[Extracted records]
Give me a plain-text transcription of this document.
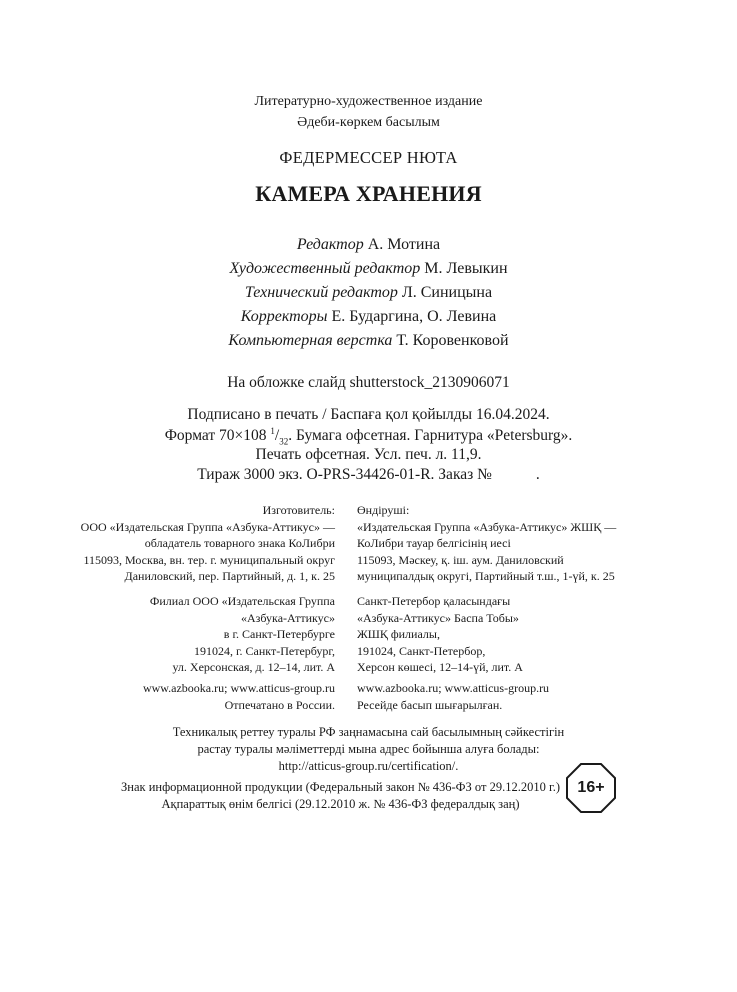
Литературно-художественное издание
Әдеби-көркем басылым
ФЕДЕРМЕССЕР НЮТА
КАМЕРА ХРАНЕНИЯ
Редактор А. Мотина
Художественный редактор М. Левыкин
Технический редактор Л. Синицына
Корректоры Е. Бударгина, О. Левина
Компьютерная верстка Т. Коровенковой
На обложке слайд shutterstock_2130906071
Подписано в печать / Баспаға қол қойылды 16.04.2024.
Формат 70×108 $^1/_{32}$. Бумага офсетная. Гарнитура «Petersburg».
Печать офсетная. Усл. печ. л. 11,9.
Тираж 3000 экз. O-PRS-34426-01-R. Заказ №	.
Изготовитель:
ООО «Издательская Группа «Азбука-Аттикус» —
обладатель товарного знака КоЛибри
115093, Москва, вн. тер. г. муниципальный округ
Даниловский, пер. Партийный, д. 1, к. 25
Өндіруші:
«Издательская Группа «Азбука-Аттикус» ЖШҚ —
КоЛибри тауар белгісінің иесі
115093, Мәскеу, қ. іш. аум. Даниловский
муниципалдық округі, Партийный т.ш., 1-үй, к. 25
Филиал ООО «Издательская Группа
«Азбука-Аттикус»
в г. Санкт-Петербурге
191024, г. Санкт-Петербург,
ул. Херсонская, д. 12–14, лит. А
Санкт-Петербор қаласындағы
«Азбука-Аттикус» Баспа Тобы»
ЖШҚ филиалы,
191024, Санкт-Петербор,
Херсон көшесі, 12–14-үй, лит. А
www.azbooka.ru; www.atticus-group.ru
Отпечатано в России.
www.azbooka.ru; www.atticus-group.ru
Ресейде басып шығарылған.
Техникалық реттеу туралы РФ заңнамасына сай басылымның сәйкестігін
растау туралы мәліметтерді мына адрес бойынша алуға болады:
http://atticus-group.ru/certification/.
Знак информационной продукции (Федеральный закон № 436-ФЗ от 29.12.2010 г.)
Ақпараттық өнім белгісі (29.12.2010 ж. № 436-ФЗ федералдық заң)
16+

_Objective:_ Find the lines above holding the word "Азбука" and show them.

_Answer in full:_
ООО «Издательская Группа «Азбука-Аттикус» —
«Издательская Группа «Азбука-Аттикус» ЖШҚ —
«Азбука-Аттикус»
«Азбука-Аттикус» Баспа Тобы»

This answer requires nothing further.